Data items
§
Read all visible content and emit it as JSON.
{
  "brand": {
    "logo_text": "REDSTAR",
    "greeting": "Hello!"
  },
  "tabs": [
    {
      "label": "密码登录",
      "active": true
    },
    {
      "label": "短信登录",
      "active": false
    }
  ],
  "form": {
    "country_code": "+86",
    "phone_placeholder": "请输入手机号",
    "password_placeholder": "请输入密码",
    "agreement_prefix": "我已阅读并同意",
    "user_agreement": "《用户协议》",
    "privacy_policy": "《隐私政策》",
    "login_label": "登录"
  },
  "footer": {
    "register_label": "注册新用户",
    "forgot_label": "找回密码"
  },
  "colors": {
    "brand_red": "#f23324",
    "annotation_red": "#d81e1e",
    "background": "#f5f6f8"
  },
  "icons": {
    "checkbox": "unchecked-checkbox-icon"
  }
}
§
**TASK STATEMENT:**
Write down every line of the data exactly as it appears above.

**WRITTEN ANSWER:**
Read all visible content and emit it as JSON.
{
  "brand": {
    "logo_text": "REDSTAR",
    "greeting": "Hello!"
  },
  "tabs": [
    {
      "label": "密码登录",
      "active": true
    },
    {
      "label": "短信登录",
      "active": false
    }
  ],
  "form": {
    "country_code": "+86",
    "phone_placeholder": "请输入手机号",
    "password_placeholder": "请输入密码",
    "agreement_prefix": "我已阅读并同意",
    "user_agreement": "《用户协议》",
    "privacy_policy": "《隐私政策》",
    "login_label": "登录"
  },
  "footer": {
    "register_label": "注册新用户",
    "forgot_label": "找回密码"
  },
  "colors": {
    "brand_red": "#f23324",
    "annotation_red": "#d81e1e",
    "background": "#f5f6f8"
  },
  "icons": {
    "checkbox": "unchecked-checkbox-icon"
  }
}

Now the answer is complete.